Exercise directions - Determine which lines contain the word "structured", then copy those lines.

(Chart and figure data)
+--

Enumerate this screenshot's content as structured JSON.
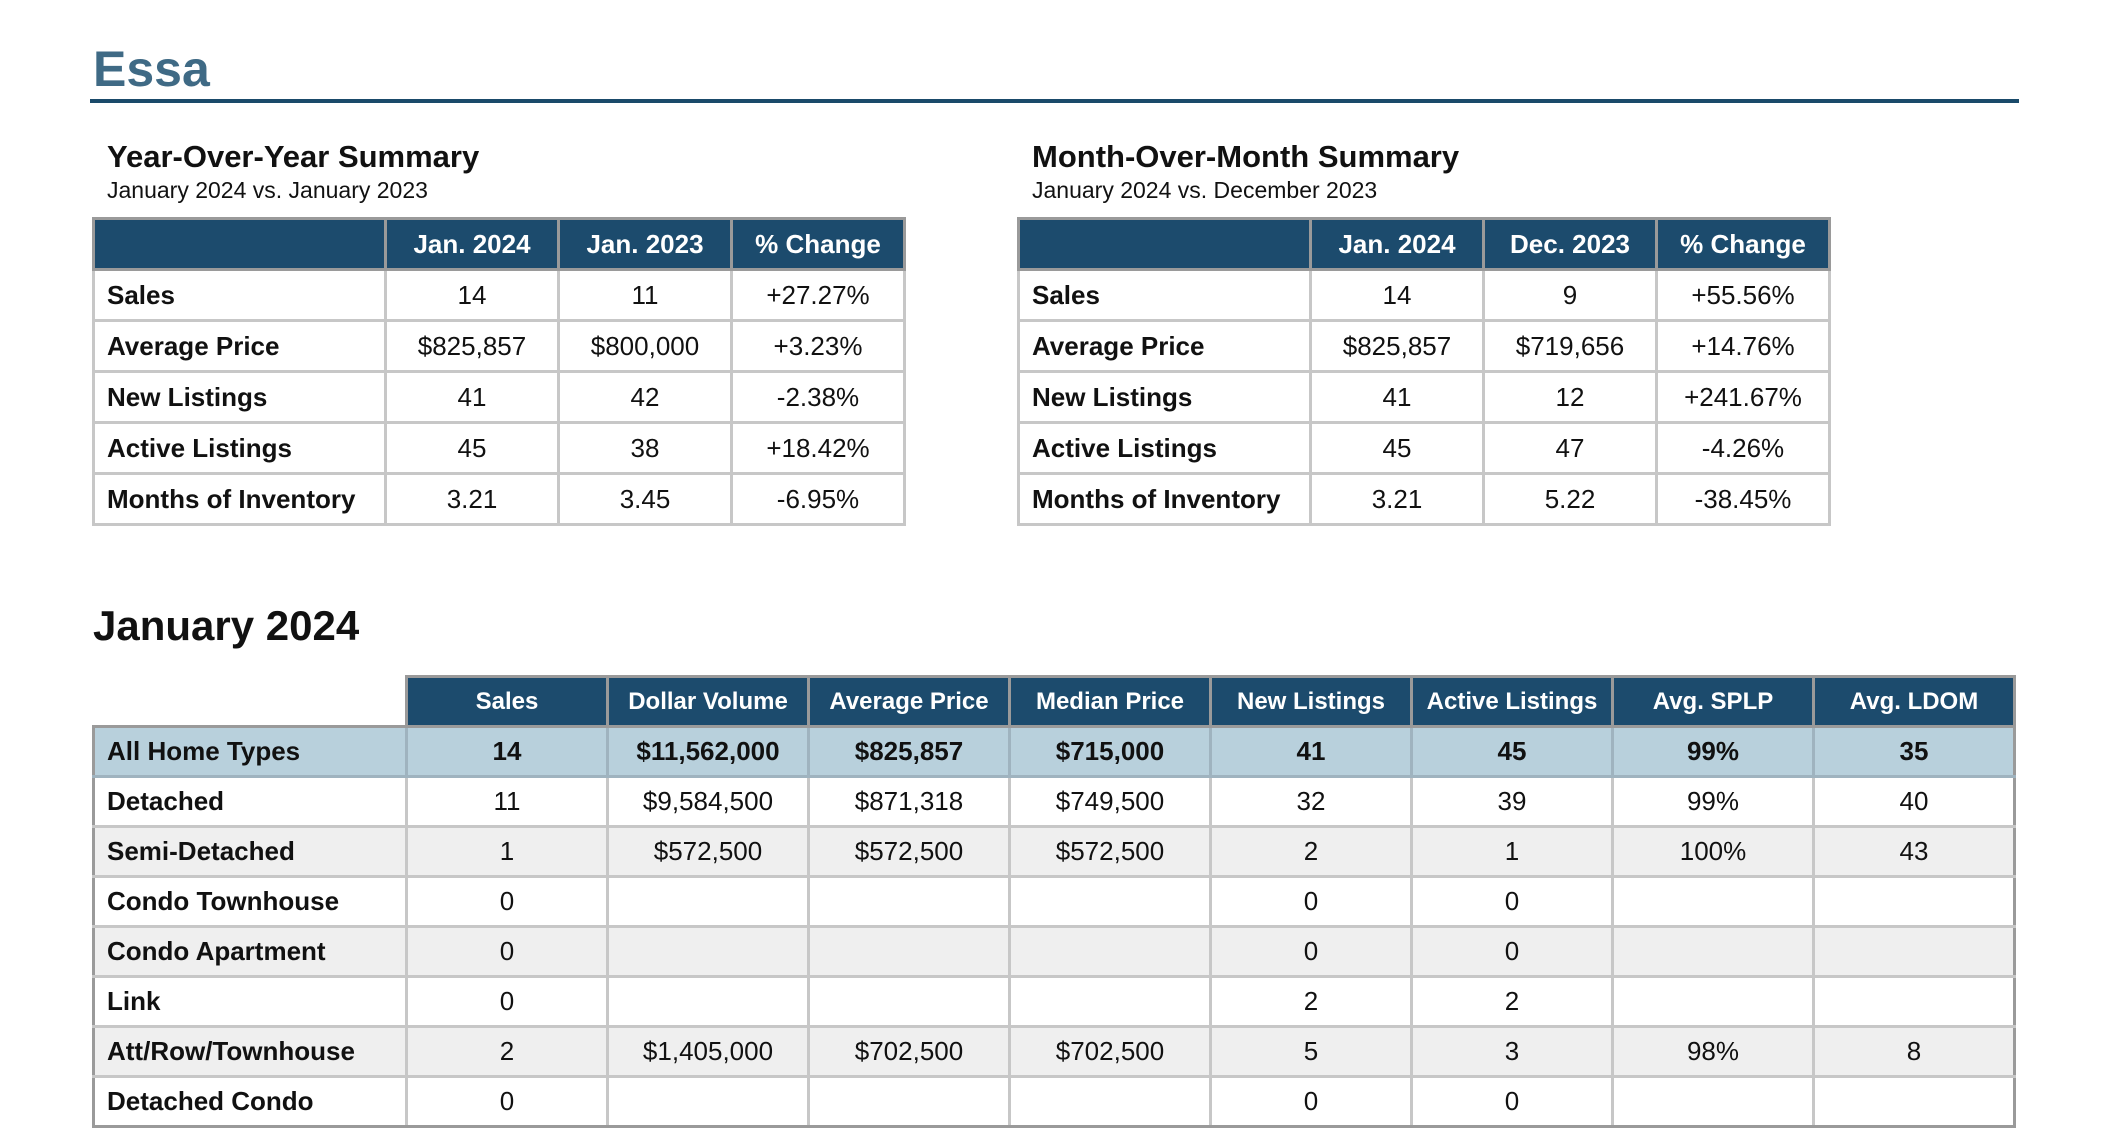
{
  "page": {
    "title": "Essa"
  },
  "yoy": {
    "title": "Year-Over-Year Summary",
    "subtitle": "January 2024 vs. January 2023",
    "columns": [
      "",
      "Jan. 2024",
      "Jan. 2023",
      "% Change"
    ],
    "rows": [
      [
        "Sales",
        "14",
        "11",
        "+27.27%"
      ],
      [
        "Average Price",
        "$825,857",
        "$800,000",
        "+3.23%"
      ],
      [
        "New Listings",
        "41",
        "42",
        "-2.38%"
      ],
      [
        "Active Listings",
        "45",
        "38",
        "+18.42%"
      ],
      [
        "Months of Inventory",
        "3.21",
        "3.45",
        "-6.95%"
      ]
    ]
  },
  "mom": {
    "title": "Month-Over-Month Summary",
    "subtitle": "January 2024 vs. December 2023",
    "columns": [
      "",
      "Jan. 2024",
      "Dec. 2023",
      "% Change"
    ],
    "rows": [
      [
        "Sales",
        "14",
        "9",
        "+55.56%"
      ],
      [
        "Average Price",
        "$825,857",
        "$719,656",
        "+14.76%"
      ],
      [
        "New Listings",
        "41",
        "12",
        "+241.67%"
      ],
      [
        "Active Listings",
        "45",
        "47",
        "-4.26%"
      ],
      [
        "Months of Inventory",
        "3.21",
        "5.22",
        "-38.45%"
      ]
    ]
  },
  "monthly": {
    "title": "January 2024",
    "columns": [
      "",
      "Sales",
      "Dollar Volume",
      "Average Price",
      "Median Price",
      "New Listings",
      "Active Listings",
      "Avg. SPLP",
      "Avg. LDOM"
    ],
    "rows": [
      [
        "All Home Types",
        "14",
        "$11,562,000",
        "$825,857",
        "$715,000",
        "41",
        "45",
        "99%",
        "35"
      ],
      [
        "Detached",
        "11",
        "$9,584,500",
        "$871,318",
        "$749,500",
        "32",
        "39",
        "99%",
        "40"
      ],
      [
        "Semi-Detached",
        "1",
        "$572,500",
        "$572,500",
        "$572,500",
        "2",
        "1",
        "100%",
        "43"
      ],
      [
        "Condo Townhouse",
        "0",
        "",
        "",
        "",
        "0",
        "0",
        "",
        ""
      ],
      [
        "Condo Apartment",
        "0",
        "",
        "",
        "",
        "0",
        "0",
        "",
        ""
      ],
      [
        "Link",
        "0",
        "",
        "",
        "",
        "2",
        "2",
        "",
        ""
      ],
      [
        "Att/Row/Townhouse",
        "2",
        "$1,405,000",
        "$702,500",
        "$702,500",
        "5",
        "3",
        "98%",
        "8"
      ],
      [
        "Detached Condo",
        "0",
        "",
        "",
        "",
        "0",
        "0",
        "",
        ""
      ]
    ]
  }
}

+--

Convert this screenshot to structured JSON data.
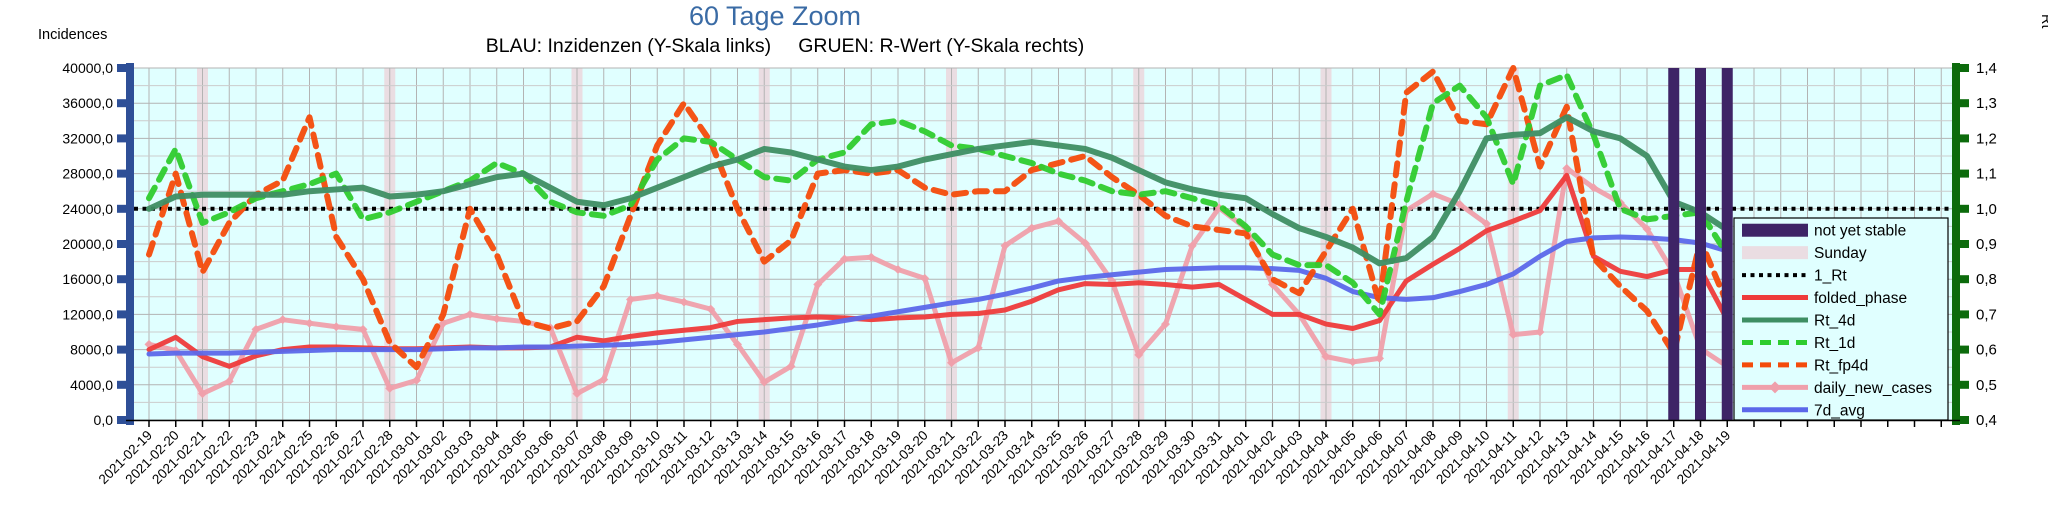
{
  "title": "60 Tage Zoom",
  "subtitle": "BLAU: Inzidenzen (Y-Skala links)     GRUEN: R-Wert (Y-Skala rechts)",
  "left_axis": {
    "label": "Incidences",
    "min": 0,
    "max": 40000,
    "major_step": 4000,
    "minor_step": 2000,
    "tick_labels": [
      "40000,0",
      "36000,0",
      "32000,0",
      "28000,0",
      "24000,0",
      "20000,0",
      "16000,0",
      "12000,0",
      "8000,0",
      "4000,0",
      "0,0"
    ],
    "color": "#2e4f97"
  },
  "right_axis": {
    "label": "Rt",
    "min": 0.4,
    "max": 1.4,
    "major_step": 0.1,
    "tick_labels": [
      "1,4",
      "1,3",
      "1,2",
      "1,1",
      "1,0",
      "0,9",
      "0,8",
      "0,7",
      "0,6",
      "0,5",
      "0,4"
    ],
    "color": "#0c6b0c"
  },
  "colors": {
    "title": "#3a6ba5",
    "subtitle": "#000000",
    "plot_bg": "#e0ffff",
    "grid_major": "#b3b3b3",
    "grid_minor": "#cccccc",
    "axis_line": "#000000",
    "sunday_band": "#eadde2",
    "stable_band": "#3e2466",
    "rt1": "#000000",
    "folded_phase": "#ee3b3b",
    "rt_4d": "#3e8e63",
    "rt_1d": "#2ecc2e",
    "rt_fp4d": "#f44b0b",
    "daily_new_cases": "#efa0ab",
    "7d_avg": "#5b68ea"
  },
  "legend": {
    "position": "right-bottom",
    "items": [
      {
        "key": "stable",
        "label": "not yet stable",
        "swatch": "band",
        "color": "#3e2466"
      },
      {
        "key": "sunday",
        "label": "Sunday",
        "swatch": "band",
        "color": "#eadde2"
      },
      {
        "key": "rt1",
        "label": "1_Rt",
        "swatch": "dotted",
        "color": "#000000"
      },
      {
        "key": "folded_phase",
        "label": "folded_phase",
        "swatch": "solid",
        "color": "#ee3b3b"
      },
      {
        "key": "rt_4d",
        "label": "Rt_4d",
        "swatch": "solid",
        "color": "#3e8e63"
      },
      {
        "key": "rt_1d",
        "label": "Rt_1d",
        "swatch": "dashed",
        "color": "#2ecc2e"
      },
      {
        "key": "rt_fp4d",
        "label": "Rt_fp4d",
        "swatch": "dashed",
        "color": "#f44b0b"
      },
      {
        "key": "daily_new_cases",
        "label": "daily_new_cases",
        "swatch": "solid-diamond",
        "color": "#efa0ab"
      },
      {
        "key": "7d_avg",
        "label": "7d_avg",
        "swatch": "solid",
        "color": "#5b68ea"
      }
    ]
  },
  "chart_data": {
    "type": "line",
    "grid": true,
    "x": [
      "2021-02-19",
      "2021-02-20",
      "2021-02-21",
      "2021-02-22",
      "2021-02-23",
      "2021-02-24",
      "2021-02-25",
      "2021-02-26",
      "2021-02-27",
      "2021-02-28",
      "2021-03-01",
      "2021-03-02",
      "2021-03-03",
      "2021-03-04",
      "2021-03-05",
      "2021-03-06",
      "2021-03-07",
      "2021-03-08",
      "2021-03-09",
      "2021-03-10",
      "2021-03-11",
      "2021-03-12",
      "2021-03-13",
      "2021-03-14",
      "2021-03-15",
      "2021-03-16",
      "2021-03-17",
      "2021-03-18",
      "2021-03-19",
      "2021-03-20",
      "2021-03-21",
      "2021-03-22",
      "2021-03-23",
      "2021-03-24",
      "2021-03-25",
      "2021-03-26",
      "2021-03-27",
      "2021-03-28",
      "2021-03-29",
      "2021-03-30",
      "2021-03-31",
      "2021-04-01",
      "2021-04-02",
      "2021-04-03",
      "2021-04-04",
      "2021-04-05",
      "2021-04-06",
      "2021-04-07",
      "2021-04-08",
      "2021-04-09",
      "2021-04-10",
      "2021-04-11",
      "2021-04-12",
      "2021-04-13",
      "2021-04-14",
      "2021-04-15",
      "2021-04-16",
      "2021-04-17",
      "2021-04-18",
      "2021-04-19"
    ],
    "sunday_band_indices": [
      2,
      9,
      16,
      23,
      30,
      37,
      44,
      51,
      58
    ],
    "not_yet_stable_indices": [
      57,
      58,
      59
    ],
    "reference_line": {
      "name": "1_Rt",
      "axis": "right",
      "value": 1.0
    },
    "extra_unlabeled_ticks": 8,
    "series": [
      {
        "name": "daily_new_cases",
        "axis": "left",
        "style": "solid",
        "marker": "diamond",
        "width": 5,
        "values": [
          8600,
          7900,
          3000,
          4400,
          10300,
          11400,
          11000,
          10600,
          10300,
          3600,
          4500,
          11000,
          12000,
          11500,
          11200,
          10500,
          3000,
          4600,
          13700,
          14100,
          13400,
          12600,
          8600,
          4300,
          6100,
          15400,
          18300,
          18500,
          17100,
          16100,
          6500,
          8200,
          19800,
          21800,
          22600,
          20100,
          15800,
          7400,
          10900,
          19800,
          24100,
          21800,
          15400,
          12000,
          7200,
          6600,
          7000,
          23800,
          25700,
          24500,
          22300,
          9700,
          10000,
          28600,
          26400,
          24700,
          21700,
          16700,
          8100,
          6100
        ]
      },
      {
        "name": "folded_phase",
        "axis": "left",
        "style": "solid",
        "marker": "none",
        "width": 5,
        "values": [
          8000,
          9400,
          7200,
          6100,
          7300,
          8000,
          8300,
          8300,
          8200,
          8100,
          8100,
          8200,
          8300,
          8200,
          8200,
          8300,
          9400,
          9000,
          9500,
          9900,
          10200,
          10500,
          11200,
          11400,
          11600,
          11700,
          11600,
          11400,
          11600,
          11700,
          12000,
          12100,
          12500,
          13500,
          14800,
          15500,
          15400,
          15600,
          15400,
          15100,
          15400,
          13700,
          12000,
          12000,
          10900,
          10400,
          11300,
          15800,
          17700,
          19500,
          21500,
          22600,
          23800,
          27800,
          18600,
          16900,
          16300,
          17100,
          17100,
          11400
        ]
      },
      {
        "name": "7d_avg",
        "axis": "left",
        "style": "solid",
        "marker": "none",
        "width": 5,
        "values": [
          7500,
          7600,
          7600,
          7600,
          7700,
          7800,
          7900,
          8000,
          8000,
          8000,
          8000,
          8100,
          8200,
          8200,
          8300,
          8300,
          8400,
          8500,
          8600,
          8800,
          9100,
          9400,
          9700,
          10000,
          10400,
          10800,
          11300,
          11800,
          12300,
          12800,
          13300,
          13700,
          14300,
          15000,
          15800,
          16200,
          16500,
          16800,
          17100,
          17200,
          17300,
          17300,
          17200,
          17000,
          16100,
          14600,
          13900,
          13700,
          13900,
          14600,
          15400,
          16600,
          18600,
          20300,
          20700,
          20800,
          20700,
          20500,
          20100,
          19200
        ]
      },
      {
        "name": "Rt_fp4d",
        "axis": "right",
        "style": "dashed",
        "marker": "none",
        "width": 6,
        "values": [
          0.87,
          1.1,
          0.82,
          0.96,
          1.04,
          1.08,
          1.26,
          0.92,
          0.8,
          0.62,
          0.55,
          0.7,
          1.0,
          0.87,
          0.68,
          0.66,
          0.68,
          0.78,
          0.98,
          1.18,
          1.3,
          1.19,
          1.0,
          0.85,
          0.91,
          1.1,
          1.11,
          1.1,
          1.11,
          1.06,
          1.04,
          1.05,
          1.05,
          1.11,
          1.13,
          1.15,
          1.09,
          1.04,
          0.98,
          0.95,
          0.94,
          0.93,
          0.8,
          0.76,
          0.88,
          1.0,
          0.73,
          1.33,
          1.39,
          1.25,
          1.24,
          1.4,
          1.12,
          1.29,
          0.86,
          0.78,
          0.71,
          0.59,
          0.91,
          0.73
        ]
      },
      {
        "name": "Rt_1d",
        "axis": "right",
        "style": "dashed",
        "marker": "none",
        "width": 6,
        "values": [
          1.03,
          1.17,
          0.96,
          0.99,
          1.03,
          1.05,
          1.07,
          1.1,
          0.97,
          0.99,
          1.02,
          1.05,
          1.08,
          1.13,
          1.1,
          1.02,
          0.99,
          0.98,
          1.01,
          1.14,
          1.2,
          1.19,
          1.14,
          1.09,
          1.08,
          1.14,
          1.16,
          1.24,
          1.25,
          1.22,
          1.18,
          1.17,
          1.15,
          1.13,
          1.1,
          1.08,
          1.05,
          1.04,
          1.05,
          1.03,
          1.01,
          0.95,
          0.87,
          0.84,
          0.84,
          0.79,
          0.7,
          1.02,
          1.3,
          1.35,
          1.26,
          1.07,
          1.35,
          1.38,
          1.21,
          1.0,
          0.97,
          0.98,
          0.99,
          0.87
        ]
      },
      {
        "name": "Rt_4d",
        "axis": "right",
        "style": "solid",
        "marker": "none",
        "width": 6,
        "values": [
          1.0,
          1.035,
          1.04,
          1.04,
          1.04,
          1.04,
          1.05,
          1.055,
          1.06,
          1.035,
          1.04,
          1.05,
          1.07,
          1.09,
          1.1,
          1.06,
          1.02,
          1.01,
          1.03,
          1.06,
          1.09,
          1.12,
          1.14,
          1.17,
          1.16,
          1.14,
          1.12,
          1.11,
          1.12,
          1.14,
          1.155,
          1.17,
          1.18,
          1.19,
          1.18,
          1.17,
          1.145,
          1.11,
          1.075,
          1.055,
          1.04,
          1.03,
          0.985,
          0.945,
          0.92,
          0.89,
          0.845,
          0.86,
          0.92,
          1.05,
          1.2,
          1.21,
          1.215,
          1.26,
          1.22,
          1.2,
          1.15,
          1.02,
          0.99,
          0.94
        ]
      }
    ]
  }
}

+--

Response to this task -
Enumerate this screenshot's content as structured JSON.
Convert this screenshot to structured JSON data.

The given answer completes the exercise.